[Exercise task] What is the number of lines holding the word "surgeon"? Give that number alone.

--- start of Material provided ---

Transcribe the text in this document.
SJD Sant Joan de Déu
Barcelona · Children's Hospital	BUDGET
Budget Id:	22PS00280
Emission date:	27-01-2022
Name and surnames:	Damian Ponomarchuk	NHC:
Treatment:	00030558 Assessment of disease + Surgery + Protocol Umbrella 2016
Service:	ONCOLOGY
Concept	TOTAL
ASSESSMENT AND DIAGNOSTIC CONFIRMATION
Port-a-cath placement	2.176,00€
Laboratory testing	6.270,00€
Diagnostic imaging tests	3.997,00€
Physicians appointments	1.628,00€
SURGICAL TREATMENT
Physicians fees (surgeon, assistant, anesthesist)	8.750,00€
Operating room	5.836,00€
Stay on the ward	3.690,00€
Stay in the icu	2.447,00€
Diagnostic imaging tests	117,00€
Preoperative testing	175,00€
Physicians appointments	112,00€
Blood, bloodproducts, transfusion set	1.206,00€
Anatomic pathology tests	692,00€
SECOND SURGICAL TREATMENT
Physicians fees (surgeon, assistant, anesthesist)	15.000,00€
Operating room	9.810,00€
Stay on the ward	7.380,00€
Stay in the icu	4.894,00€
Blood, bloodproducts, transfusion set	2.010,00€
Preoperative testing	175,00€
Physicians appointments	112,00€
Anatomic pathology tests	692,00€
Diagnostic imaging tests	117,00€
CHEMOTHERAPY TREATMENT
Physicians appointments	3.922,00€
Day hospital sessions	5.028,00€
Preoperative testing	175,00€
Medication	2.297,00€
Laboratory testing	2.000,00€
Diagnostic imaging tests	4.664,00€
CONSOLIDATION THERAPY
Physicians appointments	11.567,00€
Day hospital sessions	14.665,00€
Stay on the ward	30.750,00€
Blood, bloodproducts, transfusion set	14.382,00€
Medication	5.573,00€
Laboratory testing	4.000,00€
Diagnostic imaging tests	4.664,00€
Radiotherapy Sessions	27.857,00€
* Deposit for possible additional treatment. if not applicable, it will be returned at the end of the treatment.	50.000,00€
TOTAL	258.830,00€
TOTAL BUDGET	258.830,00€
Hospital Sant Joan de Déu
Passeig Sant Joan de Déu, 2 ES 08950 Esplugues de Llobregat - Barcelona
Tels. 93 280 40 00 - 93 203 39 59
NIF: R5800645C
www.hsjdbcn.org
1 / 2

--- end of Material provided ---

[Answer to this problem] 2